What is expected: Copy out each line of the material below that holds the string "xlabel".

Data extract:
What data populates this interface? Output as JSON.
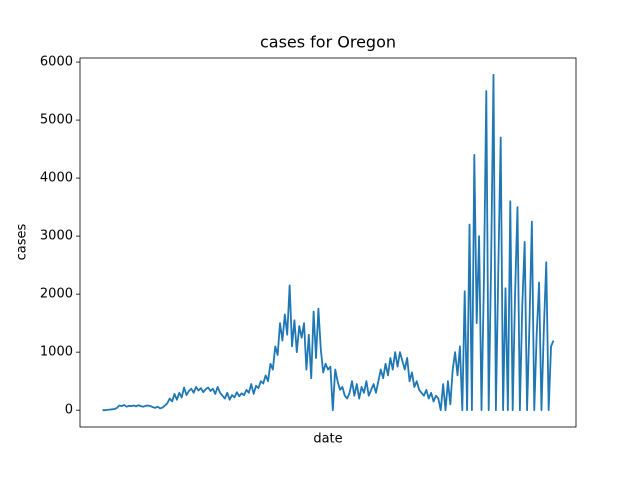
{
  "chart_data": {
    "type": "line",
    "title": "cases for Oregon",
    "xlabel": "date",
    "ylabel": "cases",
    "color": "#1f77b4",
    "values": [
      0,
      0,
      5,
      10,
      15,
      20,
      40,
      80,
      70,
      90,
      60,
      75,
      70,
      80,
      65,
      85,
      70,
      60,
      75,
      80,
      70,
      50,
      40,
      60,
      30,
      45,
      80,
      120,
      200,
      150,
      280,
      180,
      300,
      220,
      390,
      260,
      330,
      370,
      300,
      400,
      340,
      380,
      310,
      360,
      390,
      330,
      370,
      280,
      400,
      300,
      250,
      200,
      300,
      180,
      260,
      220,
      310,
      240,
      290,
      260,
      350,
      300,
      450,
      280,
      420,
      380,
      500,
      460,
      600,
      500,
      800,
      700,
      1100,
      950,
      1500,
      1200,
      1650,
      1300,
      2150,
      1100,
      1550,
      1000,
      1450,
      1250,
      1500,
      700,
      1300,
      550,
      1700,
      900,
      1750,
      1050,
      650,
      800,
      700,
      750,
      0,
      700,
      500,
      350,
      400,
      250,
      200,
      300,
      500,
      250,
      450,
      200,
      400,
      300,
      500,
      250,
      350,
      450,
      300,
      500,
      700,
      550,
      800,
      600,
      900,
      700,
      1000,
      750,
      1000,
      850,
      700,
      900,
      500,
      650,
      400,
      500,
      350,
      300,
      250,
      350,
      200,
      300,
      150,
      250,
      200,
      0,
      450,
      0,
      500,
      100,
      700,
      1000,
      600,
      1100,
      0,
      2050,
      0,
      3200,
      0,
      4400,
      1500,
      3000,
      0,
      2200,
      5500,
      0,
      2500,
      5780,
      0,
      2400,
      4700,
      0,
      2100,
      0,
      3600,
      0,
      2000,
      3500,
      0,
      1800,
      2900,
      0,
      1500,
      3250,
      0,
      1300,
      2200,
      0,
      1400,
      2550,
      0,
      1100,
      1200
    ],
    "ylim": [
      -290,
      6070
    ],
    "yticks": [
      0,
      1000,
      2000,
      3000,
      4000,
      5000,
      6000
    ]
  }
}
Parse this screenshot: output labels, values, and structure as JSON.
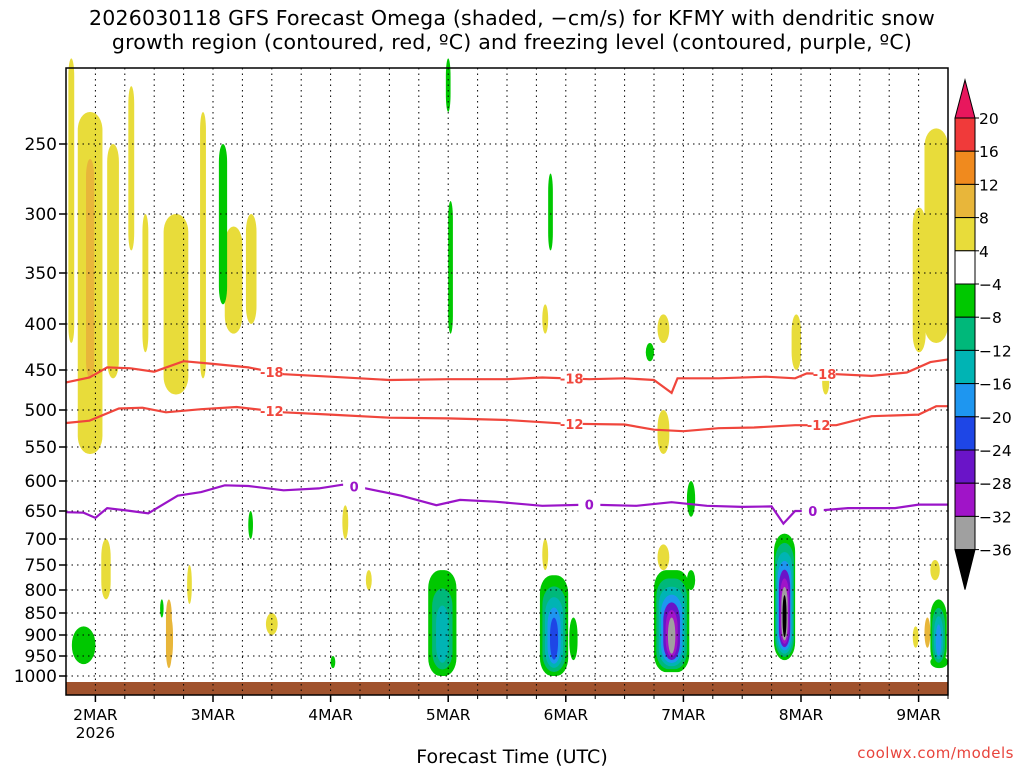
{
  "title": {
    "line1": "2026030118 GFS Forecast Omega (shaded, −cm/s) for KFMY with dendritic snow",
    "line2": "growth region (contoured, red, ºC) and freezing level (contoured, purple, ºC)"
  },
  "credit": "coolwx.com/models",
  "chart_data": {
    "type": "heatmap",
    "xlabel": "Forecast Time (UTC)",
    "ylabel": "",
    "x_ticks": [
      "2MAR",
      "3MAR",
      "4MAR",
      "5MAR",
      "6MAR",
      "7MAR",
      "8MAR",
      "9MAR"
    ],
    "x_tick_sub": "2026",
    "x_range_days": [
      1.75,
      9.25
    ],
    "y_axis": "pressure (hPa)",
    "y_ticks": [
      250,
      300,
      350,
      400,
      450,
      500,
      550,
      600,
      650,
      700,
      750,
      800,
      850,
      900,
      950,
      1000
    ],
    "y_range": [
      200,
      1013
    ],
    "colorbar": {
      "levels": [
        "20",
        "16",
        "12",
        "8",
        "4",
        "−4",
        "−8",
        "−12",
        "−16",
        "−20",
        "−24",
        "−28",
        "−32",
        "−36"
      ],
      "colors": [
        "#e8175d",
        "#f03a3a",
        "#f08a1e",
        "#e8b63a",
        "#e8dc3a",
        "#ffffff",
        "#00c800",
        "#00b87a",
        "#00b4b4",
        "#1e96f0",
        "#1e46e6",
        "#6a14c8",
        "#a014c8",
        "#a0a0a0",
        "#000000"
      ]
    },
    "contours": {
      "dgz_minus18": {
        "label": "-18",
        "color": "#f0463c",
        "points": [
          [
            1.75,
            465
          ],
          [
            1.95,
            459
          ],
          [
            2.1,
            447
          ],
          [
            2.3,
            448
          ],
          [
            2.5,
            452
          ],
          [
            2.75,
            440
          ],
          [
            3.0,
            443
          ],
          [
            3.3,
            447
          ],
          [
            3.6,
            455
          ],
          [
            4.0,
            458
          ],
          [
            4.5,
            462
          ],
          [
            5.0,
            461
          ],
          [
            5.5,
            461
          ],
          [
            5.8,
            459
          ],
          [
            6.2,
            461
          ],
          [
            6.5,
            460
          ],
          [
            6.75,
            462
          ],
          [
            6.9,
            478
          ],
          [
            6.95,
            460
          ],
          [
            7.3,
            460
          ],
          [
            7.7,
            458
          ],
          [
            7.95,
            460
          ],
          [
            8.05,
            454
          ],
          [
            8.3,
            455
          ],
          [
            8.6,
            457
          ],
          [
            8.9,
            453
          ],
          [
            9.1,
            441
          ],
          [
            9.25,
            438
          ]
        ],
        "labels_at": [
          3.5,
          6.05,
          8.2
        ]
      },
      "dgz_minus12": {
        "label": "-12",
        "color": "#f0463c",
        "points": [
          [
            1.75,
            517
          ],
          [
            1.95,
            514
          ],
          [
            2.2,
            498
          ],
          [
            2.4,
            497
          ],
          [
            2.6,
            503
          ],
          [
            2.9,
            499
          ],
          [
            3.2,
            496
          ],
          [
            3.6,
            503
          ],
          [
            4.0,
            506
          ],
          [
            4.5,
            510
          ],
          [
            5.0,
            511
          ],
          [
            5.5,
            513
          ],
          [
            6.0,
            518
          ],
          [
            6.5,
            519
          ],
          [
            6.75,
            526
          ],
          [
            7.0,
            528
          ],
          [
            7.3,
            524
          ],
          [
            7.6,
            523
          ],
          [
            7.95,
            520
          ],
          [
            8.3,
            520
          ],
          [
            8.6,
            508
          ],
          [
            9.0,
            506
          ],
          [
            9.15,
            495
          ],
          [
            9.25,
            495
          ]
        ],
        "labels_at": [
          3.5,
          6.05,
          8.15
        ]
      },
      "freezing_level": {
        "label": "0",
        "color": "#9a14c8",
        "points": [
          [
            1.75,
            652
          ],
          [
            1.9,
            653
          ],
          [
            2.0,
            662
          ],
          [
            2.1,
            645
          ],
          [
            2.3,
            650
          ],
          [
            2.45,
            654
          ],
          [
            2.7,
            624
          ],
          [
            2.9,
            618
          ],
          [
            3.1,
            607
          ],
          [
            3.3,
            608
          ],
          [
            3.6,
            615
          ],
          [
            3.9,
            612
          ],
          [
            4.1,
            606
          ],
          [
            4.3,
            612
          ],
          [
            4.6,
            624
          ],
          [
            4.9,
            640
          ],
          [
            5.1,
            631
          ],
          [
            5.4,
            634
          ],
          [
            5.8,
            641
          ],
          [
            6.2,
            639
          ],
          [
            6.6,
            641
          ],
          [
            6.9,
            635
          ],
          [
            7.2,
            641
          ],
          [
            7.5,
            643
          ],
          [
            7.75,
            642
          ],
          [
            7.85,
            672
          ],
          [
            7.95,
            650
          ],
          [
            8.1,
            650
          ],
          [
            8.4,
            645
          ],
          [
            8.8,
            645
          ],
          [
            9.0,
            639
          ],
          [
            9.25,
            639
          ]
        ],
        "labels_at": [
          4.2,
          6.2,
          8.1
        ]
      }
    },
    "shaded_regions": [
      {
        "name": "upper-yellow-band-2mar",
        "day": [
          1.85,
          2.05
        ],
        "p": [
          230,
          560
        ],
        "omega": 4
      },
      {
        "name": "upper-orange-core-2mar",
        "day": [
          1.92,
          2.0
        ],
        "p": [
          250,
          470
        ],
        "omega": 8
      },
      {
        "name": "yellow-2.7mar",
        "day": [
          2.6,
          2.78
        ],
        "p": [
          300,
          470
        ],
        "omega": 4
      },
      {
        "name": "yellow-9mar-upper",
        "day": [
          9.05,
          9.25
        ],
        "p": [
          240,
          420
        ],
        "omega": 4
      },
      {
        "name": "cyan-blob-5mar",
        "day": [
          4.85,
          5.05
        ],
        "p": [
          760,
          1000
        ],
        "omega": -12
      },
      {
        "name": "purple-blob-6mar",
        "day": [
          5.8,
          6.0
        ],
        "p": [
          800,
          980
        ],
        "omega": -20
      },
      {
        "name": "purple-blob-7mar",
        "day": [
          6.75,
          7.05
        ],
        "p": [
          760,
          980
        ],
        "omega": -28
      },
      {
        "name": "black-core-8mar",
        "day": [
          7.8,
          7.9
        ],
        "p": [
          720,
          960
        ],
        "omega": -36
      },
      {
        "name": "blue-blob-9mar",
        "day": [
          9.1,
          9.25
        ],
        "p": [
          830,
          980
        ],
        "omega": -16
      }
    ]
  }
}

Solution for this task:
    "xlabel": "date",
    "xlabel": "Forecast Time (UTC)",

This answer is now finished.